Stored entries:
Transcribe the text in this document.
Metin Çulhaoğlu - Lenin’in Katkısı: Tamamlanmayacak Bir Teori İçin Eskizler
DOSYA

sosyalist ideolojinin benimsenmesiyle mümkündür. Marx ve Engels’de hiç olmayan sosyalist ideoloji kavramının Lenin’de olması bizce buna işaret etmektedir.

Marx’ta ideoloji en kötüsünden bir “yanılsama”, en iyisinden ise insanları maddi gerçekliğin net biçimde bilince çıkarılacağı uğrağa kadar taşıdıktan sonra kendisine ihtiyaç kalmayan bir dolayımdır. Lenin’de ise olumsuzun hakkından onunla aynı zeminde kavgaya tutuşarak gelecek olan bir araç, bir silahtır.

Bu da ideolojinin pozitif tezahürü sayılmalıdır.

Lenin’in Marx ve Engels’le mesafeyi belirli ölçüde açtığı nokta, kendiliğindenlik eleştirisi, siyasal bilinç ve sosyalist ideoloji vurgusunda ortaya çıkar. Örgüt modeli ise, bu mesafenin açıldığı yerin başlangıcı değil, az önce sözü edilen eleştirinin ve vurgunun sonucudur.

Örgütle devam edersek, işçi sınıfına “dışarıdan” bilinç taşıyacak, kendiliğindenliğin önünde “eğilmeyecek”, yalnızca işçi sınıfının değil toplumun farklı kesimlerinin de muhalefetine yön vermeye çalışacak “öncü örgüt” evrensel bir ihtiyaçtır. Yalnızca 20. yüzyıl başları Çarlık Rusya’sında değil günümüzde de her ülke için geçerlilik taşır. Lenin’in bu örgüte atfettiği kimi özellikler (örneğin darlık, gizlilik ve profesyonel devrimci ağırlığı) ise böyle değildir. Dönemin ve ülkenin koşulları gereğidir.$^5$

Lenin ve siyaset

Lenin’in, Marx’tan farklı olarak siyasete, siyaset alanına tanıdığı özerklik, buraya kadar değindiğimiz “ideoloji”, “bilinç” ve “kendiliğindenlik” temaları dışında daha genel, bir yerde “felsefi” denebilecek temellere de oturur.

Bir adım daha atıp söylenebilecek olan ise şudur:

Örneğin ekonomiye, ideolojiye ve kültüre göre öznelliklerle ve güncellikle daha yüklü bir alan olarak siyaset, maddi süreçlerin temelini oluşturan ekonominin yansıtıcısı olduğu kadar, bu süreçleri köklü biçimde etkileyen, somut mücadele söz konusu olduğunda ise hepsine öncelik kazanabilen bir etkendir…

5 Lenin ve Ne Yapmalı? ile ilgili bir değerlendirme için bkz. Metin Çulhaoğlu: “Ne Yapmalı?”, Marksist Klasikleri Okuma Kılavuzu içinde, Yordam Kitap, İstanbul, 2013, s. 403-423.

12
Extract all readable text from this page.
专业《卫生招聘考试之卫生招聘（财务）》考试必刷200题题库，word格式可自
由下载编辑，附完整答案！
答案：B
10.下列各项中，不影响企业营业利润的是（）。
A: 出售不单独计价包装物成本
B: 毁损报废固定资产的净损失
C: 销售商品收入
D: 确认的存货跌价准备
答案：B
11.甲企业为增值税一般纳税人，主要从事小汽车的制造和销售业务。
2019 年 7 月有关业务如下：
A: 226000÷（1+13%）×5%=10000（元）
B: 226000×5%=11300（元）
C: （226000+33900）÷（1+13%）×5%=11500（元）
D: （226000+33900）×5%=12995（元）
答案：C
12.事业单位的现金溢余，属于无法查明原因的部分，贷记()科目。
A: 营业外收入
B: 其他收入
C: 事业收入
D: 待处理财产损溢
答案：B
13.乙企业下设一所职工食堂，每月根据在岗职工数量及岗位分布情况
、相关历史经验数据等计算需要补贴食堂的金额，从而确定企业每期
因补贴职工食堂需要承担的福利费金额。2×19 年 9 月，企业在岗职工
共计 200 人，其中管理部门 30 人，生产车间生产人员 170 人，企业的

SET PROBLEM. Repeat every entry word for word.

EXERCISE RESPONSE.
Transcribe the text in this document.
Metin Çulhaoğlu - Lenin’in Katkısı: Tamamlanmayacak Bir Teori İçin Eskizler
DOSYA

sosyalist ideolojinin benimsenmesiyle mümkündür. Marx ve Engels’de hiç olmayan sosyalist ideoloji kavramının Lenin’de olması bizce buna işaret etmektedir.

Marx’ta ideoloji en kötüsünden bir “yanılsama”, en iyisinden ise insanları maddi gerçekliğin net biçimde bilince çıkarılacağı uğrağa kadar taşıdıktan sonra kendisine ihtiyaç kalmayan bir dolayımdır. Lenin’de ise olumsuzun hakkından onunla aynı zeminde kavgaya tutuşarak gelecek olan bir araç, bir silahtır.

Bu da ideolojinin pozitif tezahürü sayılmalıdır.

Lenin’in Marx ve Engels’le mesafeyi belirli ölçüde açtığı nokta, kendiliğindenlik eleştirisi, siyasal bilinç ve sosyalist ideoloji vurgusunda ortaya çıkar. Örgüt modeli ise, bu mesafenin açıldığı yerin başlangıcı değil, az önce sözü edilen eleştirinin ve vurgunun sonucudur.

Örgütle devam edersek, işçi sınıfına “dışarıdan” bilinç taşıyacak, kendiliğindenliğin önünde “eğilmeyecek”, yalnızca işçi sınıfının değil toplumun farklı kesimlerinin de muhalefetine yön vermeye çalışacak “öncü örgüt” evrensel bir ihtiyaçtır. Yalnızca 20. yüzyıl başları Çarlık Rusya’sında değil günümüzde de her ülke için geçerlilik taşır. Lenin’in bu örgüte atfettiği kimi özellikler (örneğin darlık, gizlilik ve profesyonel devrimci ağırlığı) ise böyle değildir. Dönemin ve ülkenin koşulları gereğidir.$^5$

Lenin ve siyaset

Lenin’in, Marx’tan farklı olarak siyasete, siyaset alanına tanıdığı özerklik, buraya kadar değindiğimiz “ideoloji”, “bilinç” ve “kendiliğindenlik” temaları dışında daha genel, bir yerde “felsefi” denebilecek temellere de oturur.

Bir adım daha atıp söylenebilecek olan ise şudur:

Örneğin ekonomiye, ideolojiye ve kültüre göre öznelliklerle ve güncellikle daha yüklü bir alan olarak siyaset, maddi süreçlerin temelini oluşturan ekonominin yansıtıcısı olduğu kadar, bu süreçleri köklü biçimde etkileyen, somut mücadele söz konusu olduğunda ise hepsine öncelik kazanabilen bir etkendir…

5 Lenin ve Ne Yapmalı? ile ilgili bir değerlendirme için bkz. Metin Çulhaoğlu: “Ne Yapmalı?”, Marksist Klasikleri Okuma Kılavuzu içinde, Yordam Kitap, İstanbul, 2013, s. 403-423.

12
Extract all readable text from this page.
专业《卫生招聘考试之卫生招聘（财务）》考试必刷200题题库，word格式可自
由下载编辑，附完整答案！
答案：B
10.下列各项中，不影响企业营业利润的是（）。
A: 出售不单独计价包装物成本
B: 毁损报废固定资产的净损失
C: 销售商品收入
D: 确认的存货跌价准备
答案：B
11.甲企业为增值税一般纳税人，主要从事小汽车的制造和销售业务。
2019 年 7 月有关业务如下：
A: 226000÷（1+13%）×5%=10000（元）
B: 226000×5%=11300（元）
C: （226000+33900）÷（1+13%）×5%=11500（元）
D: （226000+33900）×5%=12995（元）
答案：C
12.事业单位的现金溢余，属于无法查明原因的部分，贷记()科目。
A: 营业外收入
B: 其他收入
C: 事业收入
D: 待处理财产损溢
答案：B
13.乙企业下设一所职工食堂，每月根据在岗职工数量及岗位分布情况
、相关历史经验数据等计算需要补贴食堂的金额，从而确定企业每期
因补贴职工食堂需要承担的福利费金额。2×19 年 9 月，企业在岗职工
共计 200 人，其中管理部门 30 人，生产车间生产人员 170 人，企业的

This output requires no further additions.